*What is needed*. Return the material word for word. Do not include pictures.

-- Begin --

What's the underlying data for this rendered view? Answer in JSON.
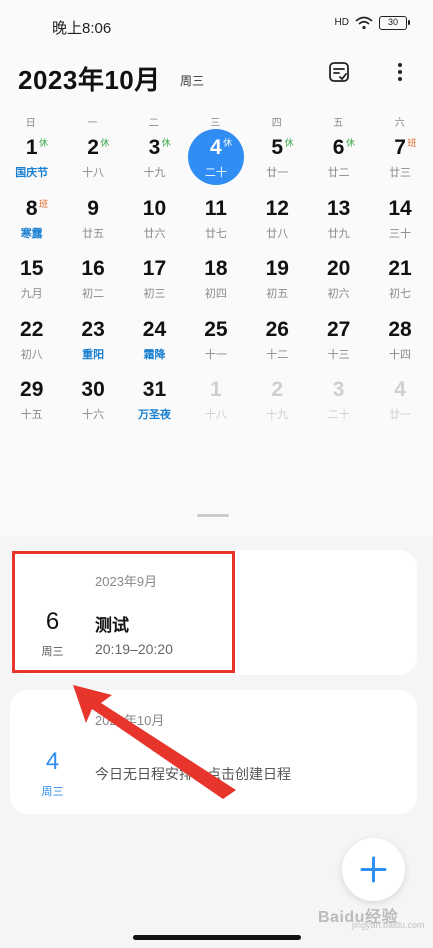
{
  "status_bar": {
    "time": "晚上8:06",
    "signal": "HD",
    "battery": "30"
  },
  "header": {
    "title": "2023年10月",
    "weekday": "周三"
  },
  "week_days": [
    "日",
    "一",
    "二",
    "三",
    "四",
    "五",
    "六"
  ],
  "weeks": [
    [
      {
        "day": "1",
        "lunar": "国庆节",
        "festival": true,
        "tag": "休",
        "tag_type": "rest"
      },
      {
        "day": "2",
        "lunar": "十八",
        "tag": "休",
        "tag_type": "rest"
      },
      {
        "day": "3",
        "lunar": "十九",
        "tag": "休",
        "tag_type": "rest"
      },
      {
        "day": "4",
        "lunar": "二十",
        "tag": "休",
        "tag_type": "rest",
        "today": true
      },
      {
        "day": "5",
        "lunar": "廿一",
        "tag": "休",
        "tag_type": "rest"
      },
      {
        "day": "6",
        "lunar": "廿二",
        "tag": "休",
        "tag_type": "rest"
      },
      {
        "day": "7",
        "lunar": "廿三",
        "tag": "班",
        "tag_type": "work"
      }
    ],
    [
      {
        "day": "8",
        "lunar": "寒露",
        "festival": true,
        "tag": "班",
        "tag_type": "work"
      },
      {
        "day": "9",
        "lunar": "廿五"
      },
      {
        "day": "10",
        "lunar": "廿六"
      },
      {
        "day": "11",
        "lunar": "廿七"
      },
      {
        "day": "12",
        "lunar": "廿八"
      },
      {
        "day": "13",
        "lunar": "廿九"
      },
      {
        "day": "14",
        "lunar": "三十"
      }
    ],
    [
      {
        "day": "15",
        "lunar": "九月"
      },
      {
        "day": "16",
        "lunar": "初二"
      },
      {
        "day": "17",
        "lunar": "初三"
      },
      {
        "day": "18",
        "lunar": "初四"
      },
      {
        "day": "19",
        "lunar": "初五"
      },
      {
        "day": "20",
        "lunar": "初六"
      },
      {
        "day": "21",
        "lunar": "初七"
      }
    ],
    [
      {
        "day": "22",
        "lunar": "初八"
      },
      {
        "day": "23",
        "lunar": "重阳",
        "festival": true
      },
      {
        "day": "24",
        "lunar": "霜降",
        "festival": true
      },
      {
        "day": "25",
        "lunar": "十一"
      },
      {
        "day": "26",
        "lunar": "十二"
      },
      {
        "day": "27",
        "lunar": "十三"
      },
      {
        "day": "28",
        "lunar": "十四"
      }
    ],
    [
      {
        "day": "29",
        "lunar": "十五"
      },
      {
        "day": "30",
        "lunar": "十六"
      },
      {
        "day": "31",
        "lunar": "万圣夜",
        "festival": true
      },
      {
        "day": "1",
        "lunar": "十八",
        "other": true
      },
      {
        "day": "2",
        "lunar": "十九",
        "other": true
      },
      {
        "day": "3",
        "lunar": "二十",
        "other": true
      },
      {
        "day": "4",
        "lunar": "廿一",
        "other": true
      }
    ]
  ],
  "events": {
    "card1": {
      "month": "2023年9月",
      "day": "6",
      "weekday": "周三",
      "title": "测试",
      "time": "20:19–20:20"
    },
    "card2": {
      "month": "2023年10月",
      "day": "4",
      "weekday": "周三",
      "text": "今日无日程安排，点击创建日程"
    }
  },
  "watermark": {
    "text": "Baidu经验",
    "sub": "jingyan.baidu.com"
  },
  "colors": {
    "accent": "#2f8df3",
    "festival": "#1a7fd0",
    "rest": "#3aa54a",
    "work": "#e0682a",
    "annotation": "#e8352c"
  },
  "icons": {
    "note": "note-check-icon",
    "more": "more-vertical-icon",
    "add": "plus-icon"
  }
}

-- End --

*The response*.
What's the underlying data for this rendered view? Answer in JSON.
{
  "status_bar": {
    "time": "晚上8:06",
    "signal": "HD",
    "battery": "30"
  },
  "header": {
    "title": "2023年10月",
    "weekday": "周三"
  },
  "week_days": [
    "日",
    "一",
    "二",
    "三",
    "四",
    "五",
    "六"
  ],
  "weeks": [
    [
      {
        "day": "1",
        "lunar": "国庆节",
        "festival": true,
        "tag": "休",
        "tag_type": "rest"
      },
      {
        "day": "2",
        "lunar": "十八",
        "tag": "休",
        "tag_type": "rest"
      },
      {
        "day": "3",
        "lunar": "十九",
        "tag": "休",
        "tag_type": "rest"
      },
      {
        "day": "4",
        "lunar": "二十",
        "tag": "休",
        "tag_type": "rest",
        "today": true
      },
      {
        "day": "5",
        "lunar": "廿一",
        "tag": "休",
        "tag_type": "rest"
      },
      {
        "day": "6",
        "lunar": "廿二",
        "tag": "休",
        "tag_type": "rest"
      },
      {
        "day": "7",
        "lunar": "廿三",
        "tag": "班",
        "tag_type": "work"
      }
    ],
    [
      {
        "day": "8",
        "lunar": "寒露",
        "festival": true,
        "tag": "班",
        "tag_type": "work"
      },
      {
        "day": "9",
        "lunar": "廿五"
      },
      {
        "day": "10",
        "lunar": "廿六"
      },
      {
        "day": "11",
        "lunar": "廿七"
      },
      {
        "day": "12",
        "lunar": "廿八"
      },
      {
        "day": "13",
        "lunar": "廿九"
      },
      {
        "day": "14",
        "lunar": "三十"
      }
    ],
    [
      {
        "day": "15",
        "lunar": "九月"
      },
      {
        "day": "16",
        "lunar": "初二"
      },
      {
        "day": "17",
        "lunar": "初三"
      },
      {
        "day": "18",
        "lunar": "初四"
      },
      {
        "day": "19",
        "lunar": "初五"
      },
      {
        "day": "20",
        "lunar": "初六"
      },
      {
        "day": "21",
        "lunar": "初七"
      }
    ],
    [
      {
        "day": "22",
        "lunar": "初八"
      },
      {
        "day": "23",
        "lunar": "重阳",
        "festival": true
      },
      {
        "day": "24",
        "lunar": "霜降",
        "festival": true
      },
      {
        "day": "25",
        "lunar": "十一"
      },
      {
        "day": "26",
        "lunar": "十二"
      },
      {
        "day": "27",
        "lunar": "十三"
      },
      {
        "day": "28",
        "lunar": "十四"
      }
    ],
    [
      {
        "day": "29",
        "lunar": "十五"
      },
      {
        "day": "30",
        "lunar": "十六"
      },
      {
        "day": "31",
        "lunar": "万圣夜",
        "festival": true
      },
      {
        "day": "1",
        "lunar": "十八",
        "other": true
      },
      {
        "day": "2",
        "lunar": "十九",
        "other": true
      },
      {
        "day": "3",
        "lunar": "二十",
        "other": true
      },
      {
        "day": "4",
        "lunar": "廿一",
        "other": true
      }
    ]
  ],
  "events": {
    "card1": {
      "month": "2023年9月",
      "day": "6",
      "weekday": "周三",
      "title": "测试",
      "time": "20:19–20:20"
    },
    "card2": {
      "month": "2023年10月",
      "day": "4",
      "weekday": "周三",
      "text": "今日无日程安排，点击创建日程"
    }
  },
  "watermark": {
    "text": "Baidu经验",
    "sub": "jingyan.baidu.com"
  },
  "colors": {
    "accent": "#2f8df3",
    "festival": "#1a7fd0",
    "rest": "#3aa54a",
    "work": "#e0682a",
    "annotation": "#e8352c"
  },
  "icons": {
    "note": "note-check-icon",
    "more": "more-vertical-icon",
    "add": "plus-icon"
  }
}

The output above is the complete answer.